L'India alle prese con i pericoli di una popolazione di cani randagi che supera i 60 milioni
I cani randagi rappresentano da tempo un problema per gli abitanti delle città indiane. Di recente, la Corte Suprema dell’India ha ordinato di rinchiudere tutti i randagi a seguito di attacchi mortali, scatenando però forti proteste da parte delle associazioni animaliste. Successivamente la sentenza è stata revocata, ordinando la sterilizzazione, la vaccinazione e il ritorno degli animali nel loro habitat originario, ad eccezione di quelli rabbiosi o eccessivamente aggressivi.
La Corte ha, inoltre, vietato di nutrire i cani al di fuori delle zone designate e ha esteso la norma a livello nazionale. Una legge del 2001 vieta l'eutanasia dei randagi sani, ma la sua applicazione rimane difficile a causa delle risorse limitate e l’enorme numero di cani presenti sul territorio: oltre 62 milioni.

=====

◆ ISTRUZIONI DEI COMPITI ◆
A - Che cosa vieta la legge del 2001 citata nel testo sui cani randagi in India?
B - Copia dal testo sui cani randagi in India il passo che parte dalle parole "La Corte ha, inoltre, vietato" e si chiude dopo "oltre 62 milioni.".
C - Prosegui il testo sui cani randagi in India, riprendendo subito dopo la sua ultima frase.
I record costituiscono materiale a sé, distinto dal testo sui cani randagi in India.

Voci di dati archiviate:
=====

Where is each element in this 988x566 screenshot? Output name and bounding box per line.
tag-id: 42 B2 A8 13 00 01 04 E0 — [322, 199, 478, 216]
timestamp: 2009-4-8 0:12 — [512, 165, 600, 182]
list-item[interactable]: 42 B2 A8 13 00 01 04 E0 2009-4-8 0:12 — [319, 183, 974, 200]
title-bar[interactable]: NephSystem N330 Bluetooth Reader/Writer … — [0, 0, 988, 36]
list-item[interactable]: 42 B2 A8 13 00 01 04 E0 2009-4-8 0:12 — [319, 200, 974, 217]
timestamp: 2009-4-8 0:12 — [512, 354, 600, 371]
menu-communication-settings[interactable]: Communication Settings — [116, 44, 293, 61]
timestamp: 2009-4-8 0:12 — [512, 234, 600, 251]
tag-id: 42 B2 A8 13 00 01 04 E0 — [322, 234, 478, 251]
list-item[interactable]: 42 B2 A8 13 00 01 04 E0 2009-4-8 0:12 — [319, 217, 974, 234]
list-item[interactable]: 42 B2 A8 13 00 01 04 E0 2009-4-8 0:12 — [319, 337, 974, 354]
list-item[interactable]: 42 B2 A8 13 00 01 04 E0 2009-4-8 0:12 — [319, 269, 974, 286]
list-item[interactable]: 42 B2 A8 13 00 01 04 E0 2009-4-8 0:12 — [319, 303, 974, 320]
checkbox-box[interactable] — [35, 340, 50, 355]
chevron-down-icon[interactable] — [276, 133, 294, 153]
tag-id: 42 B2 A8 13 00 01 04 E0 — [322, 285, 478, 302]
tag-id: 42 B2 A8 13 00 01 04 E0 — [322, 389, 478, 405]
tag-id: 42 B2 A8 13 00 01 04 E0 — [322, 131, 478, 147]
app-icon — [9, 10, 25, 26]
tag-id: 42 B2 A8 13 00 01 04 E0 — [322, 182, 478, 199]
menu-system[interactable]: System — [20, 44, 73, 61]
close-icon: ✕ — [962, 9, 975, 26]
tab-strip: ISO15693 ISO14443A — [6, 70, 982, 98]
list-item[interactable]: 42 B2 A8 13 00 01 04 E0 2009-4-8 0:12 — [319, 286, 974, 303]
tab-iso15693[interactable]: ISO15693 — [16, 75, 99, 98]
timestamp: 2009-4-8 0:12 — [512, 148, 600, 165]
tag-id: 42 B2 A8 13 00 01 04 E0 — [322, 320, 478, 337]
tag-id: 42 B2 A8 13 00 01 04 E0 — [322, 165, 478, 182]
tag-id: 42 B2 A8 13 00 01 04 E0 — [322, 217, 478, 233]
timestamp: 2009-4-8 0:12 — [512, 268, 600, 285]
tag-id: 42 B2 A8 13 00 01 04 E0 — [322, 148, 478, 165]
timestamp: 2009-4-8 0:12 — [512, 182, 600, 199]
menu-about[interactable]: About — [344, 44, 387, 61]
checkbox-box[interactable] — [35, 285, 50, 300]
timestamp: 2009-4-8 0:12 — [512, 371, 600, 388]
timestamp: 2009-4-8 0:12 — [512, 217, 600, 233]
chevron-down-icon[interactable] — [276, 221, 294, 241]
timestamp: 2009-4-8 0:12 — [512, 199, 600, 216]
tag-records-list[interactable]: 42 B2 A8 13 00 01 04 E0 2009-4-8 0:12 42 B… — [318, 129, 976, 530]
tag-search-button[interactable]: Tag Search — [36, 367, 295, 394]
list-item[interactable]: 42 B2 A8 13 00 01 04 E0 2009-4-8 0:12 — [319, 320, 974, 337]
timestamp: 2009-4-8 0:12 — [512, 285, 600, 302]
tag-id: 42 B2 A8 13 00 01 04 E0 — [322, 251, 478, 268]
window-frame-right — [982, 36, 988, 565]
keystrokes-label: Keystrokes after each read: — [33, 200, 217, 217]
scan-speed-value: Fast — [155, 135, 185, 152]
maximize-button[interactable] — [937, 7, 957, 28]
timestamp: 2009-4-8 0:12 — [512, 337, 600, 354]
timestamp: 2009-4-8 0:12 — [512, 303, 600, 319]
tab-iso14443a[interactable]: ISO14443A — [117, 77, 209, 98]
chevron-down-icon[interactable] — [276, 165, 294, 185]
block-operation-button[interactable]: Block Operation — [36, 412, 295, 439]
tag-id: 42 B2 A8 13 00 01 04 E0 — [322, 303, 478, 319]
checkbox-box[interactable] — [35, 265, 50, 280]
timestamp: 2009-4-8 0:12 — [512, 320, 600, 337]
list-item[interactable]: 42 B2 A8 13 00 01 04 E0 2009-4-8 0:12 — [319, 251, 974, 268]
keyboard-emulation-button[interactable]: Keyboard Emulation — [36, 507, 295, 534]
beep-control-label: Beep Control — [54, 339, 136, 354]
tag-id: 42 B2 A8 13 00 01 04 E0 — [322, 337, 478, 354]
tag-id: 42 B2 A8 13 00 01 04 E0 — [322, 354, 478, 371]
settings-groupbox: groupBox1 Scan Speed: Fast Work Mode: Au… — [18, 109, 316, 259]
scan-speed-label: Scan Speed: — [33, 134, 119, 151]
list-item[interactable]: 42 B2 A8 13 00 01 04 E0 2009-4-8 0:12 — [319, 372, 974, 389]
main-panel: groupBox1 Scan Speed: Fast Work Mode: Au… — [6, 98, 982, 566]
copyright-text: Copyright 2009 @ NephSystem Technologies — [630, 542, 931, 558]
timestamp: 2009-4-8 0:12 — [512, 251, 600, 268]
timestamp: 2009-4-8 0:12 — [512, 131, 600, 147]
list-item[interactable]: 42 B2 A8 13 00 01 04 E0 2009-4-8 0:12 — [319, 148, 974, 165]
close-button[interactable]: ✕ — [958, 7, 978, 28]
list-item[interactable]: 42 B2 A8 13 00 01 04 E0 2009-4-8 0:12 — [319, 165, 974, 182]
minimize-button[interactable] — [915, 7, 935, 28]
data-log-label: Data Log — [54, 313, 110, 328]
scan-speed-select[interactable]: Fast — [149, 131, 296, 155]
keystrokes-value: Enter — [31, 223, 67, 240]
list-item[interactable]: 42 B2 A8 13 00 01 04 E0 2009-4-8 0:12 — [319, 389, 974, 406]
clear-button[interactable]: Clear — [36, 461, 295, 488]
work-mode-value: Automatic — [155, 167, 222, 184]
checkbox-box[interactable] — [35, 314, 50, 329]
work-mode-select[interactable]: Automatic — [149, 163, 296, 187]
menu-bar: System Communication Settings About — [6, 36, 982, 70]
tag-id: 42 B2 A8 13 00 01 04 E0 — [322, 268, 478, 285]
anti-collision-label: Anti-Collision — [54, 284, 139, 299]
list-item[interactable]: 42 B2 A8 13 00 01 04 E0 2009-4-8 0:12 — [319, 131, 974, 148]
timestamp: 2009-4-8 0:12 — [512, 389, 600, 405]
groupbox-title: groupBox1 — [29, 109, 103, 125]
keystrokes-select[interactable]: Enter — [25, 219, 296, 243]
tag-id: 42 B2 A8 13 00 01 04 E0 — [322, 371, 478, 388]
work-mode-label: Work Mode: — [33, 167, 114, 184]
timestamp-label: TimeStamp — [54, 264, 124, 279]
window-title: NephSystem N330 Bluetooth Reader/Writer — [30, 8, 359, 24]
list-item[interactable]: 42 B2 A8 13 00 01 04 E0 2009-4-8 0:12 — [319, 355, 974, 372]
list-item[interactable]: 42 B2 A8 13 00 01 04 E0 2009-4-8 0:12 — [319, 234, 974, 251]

=====

◆ RISPOSTE AI COMPITI ◆
A - L'eutanasia dei randagi sani.

B -
La Corte ha, inoltre, vietato di nutrire i cani al di fuori delle zone designate e ha esteso la norma a livello nazionale. Una legge del 2001 vieta l'eutanasia dei randagi sani, ma la sua applicazione rimane difficile a causa delle risorse limitate e l’enorme numero di cani presenti sul territorio: oltre 62 milioni.

C -
I rifugi sono sovraffollati e sottofinanziati, e i volontari faticano a garantire cure adeguate. Nonostante le difficoltà, le associazioni per i diritti degli animali hanno accolto con favore la nuova sentenza, considerandola un compromesso più umano. Anche chi si prende cura dei cani per strada ha espresso sollievo, sottolineando l’importanza di continuare a nutrirli e accudirli con rispetto.